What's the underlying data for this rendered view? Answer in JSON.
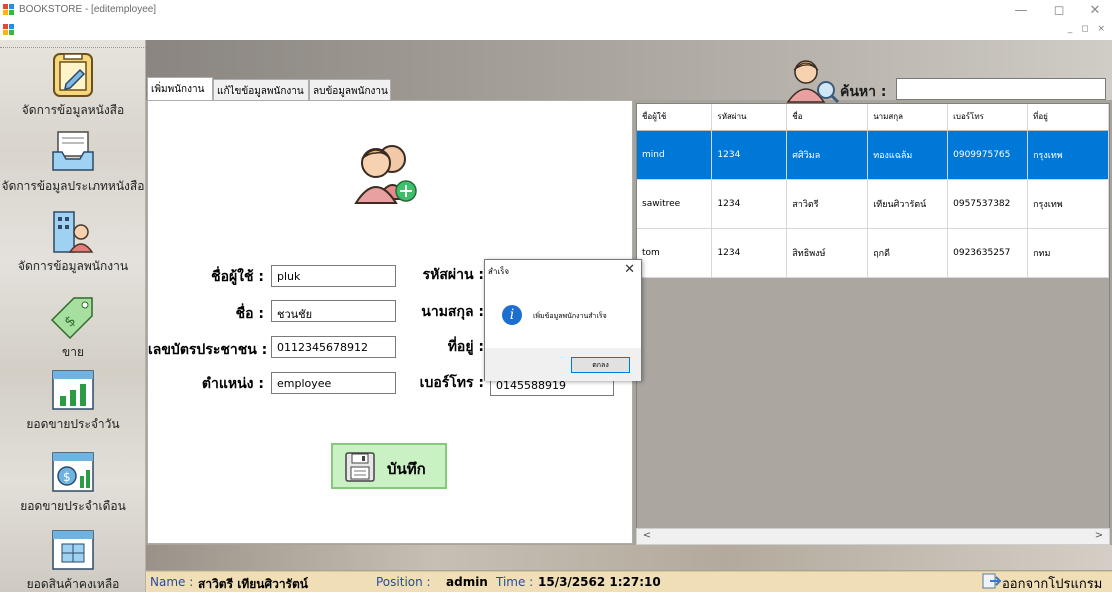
{
  "window": {
    "title": "BOOKSTORE - [editemployee]",
    "minimize": "—",
    "maximize": "◻",
    "close": "✕",
    "mdi_controls": "_ ◻ ×"
  },
  "sidebar": {
    "items": [
      {
        "label": "จัดการข้อมูลหนังสือ",
        "icon": "book-edit-icon"
      },
      {
        "label": "จัดการข้อมูลประเภทหนังสือ",
        "icon": "inbox-tray-icon"
      },
      {
        "label": "จัดการข้อมูลพนักงาน",
        "icon": "employee-building-icon"
      },
      {
        "label": "ขาย",
        "icon": "price-tag-icon"
      },
      {
        "label": "ยอดขายประจำวัน",
        "icon": "daily-chart-icon"
      },
      {
        "label": "ยอดขายประจำเดือน",
        "icon": "monthly-money-icon"
      },
      {
        "label": "ยอดสินค้าคงเหลือ",
        "icon": "inventory-calendar-icon"
      }
    ]
  },
  "tabs": [
    {
      "label": "เพิ่มพนักงาน",
      "active": true
    },
    {
      "label": "แก้ไขข้อมูลพนักงาน",
      "active": false
    },
    {
      "label": "ลบข้อมูลพนักงาน",
      "active": false
    }
  ],
  "form": {
    "username_label": "ชื่อผู้ใช้ :",
    "username_value": "pluk",
    "password_label": "รหัสผ่าน :",
    "firstname_label": "ชื่อ :",
    "firstname_value": "ชวนชัย",
    "lastname_label": "นามสกุล :",
    "idcard_label": "เลขบัตรประชาชน :",
    "idcard_value": "0112345678912",
    "address_label": "ที่อยู่ :",
    "position_label": "ตำแหน่ง :",
    "position_value": "employee",
    "phone_label": "เบอร์โทร :",
    "phone_value": "0145588919",
    "save_label": "บันทึก"
  },
  "search": {
    "label": "ค้นหา :",
    "value": ""
  },
  "grid": {
    "columns": [
      "ชื่อผู้ใช้",
      "รหัสผ่าน",
      "ชื่อ",
      "นามสกุล",
      "เบอร์โทร",
      "ที่อยู่"
    ],
    "rows": [
      [
        "mind",
        "1234",
        "ศศิวิมล",
        "ทองแฉล้ม",
        "0909975765",
        "กรุงเทพ"
      ],
      [
        "sawitree",
        "1234",
        "สาวิตรี",
        "เทียนศิวารัตน์",
        "0957537382",
        "กรุงเทพ"
      ],
      [
        "tom",
        "1234",
        "สิทธิพงษ์",
        "ฤกดี",
        "0923635257",
        "กทม"
      ]
    ],
    "selected_row": 0,
    "scroll_left": "<",
    "scroll_right": ">"
  },
  "status": {
    "name_label": "Name :",
    "name_value": "สาวิตรี เทียนศิวารัตน์",
    "position_label": "Position :",
    "position_value": "admin",
    "time_label": "Time :",
    "time_value": "15/3/2562 1:27:10",
    "exit_label": "ออกจากโปรแกรม"
  },
  "dialog": {
    "title": "สำเร็จ",
    "close": "✕",
    "message": "เพิ่มข้อมูลพนักงานสำเร็จ",
    "ok_label": "ตกลง",
    "icon": "i"
  },
  "colors": {
    "selection": "#0078d7",
    "save_button": "#c9f1c3",
    "status_bar": "#f0deb6"
  }
}
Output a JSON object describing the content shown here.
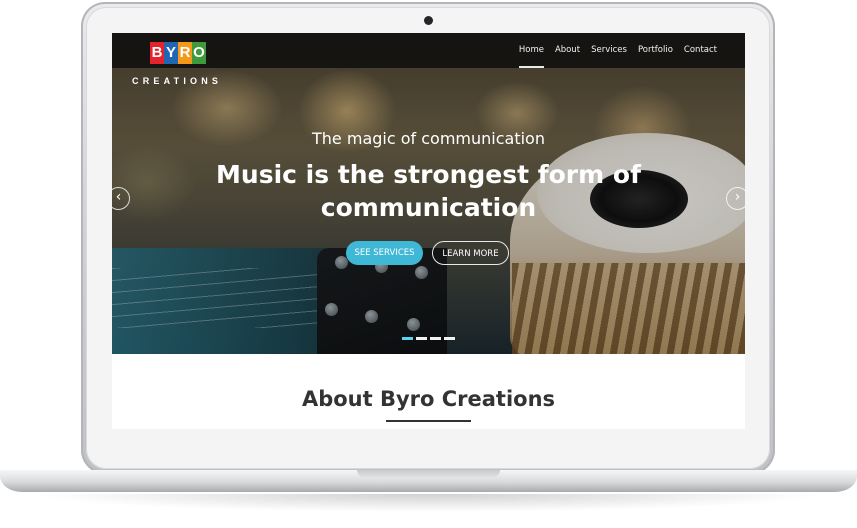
{
  "brand": {
    "logo_letters": [
      "B",
      "Y",
      "R",
      "O"
    ],
    "logo_colors": [
      "#e4232a",
      "#2165b5",
      "#f39a1b",
      "#3e9a3b"
    ],
    "tagline": "CREATIONS"
  },
  "nav": {
    "items": [
      {
        "label": "Home",
        "active": true
      },
      {
        "label": "About",
        "active": false
      },
      {
        "label": "Services",
        "active": false
      },
      {
        "label": "Portfolio",
        "active": false
      },
      {
        "label": "Contact",
        "active": false
      }
    ]
  },
  "hero": {
    "subtitle": "The magic of communication",
    "title": "Music is the strongest form of communication",
    "primary_button": "SEE SERVICES",
    "secondary_button": "LEARN MORE",
    "prev_icon": "chevron-left-icon",
    "next_icon": "chevron-right-icon",
    "slide_count": 4,
    "active_slide": 1
  },
  "about": {
    "title": "About Byro Creations"
  },
  "colors": {
    "accent": "#3fb8d6",
    "navbar": "#0e0e0e",
    "heading": "#333333"
  }
}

__________

§ Description of the task:
Scan the material above for the string "form" and return the lines that hold it.

§ Exercise response:
  "form": {
    "title": "Music is the strongest form of communication",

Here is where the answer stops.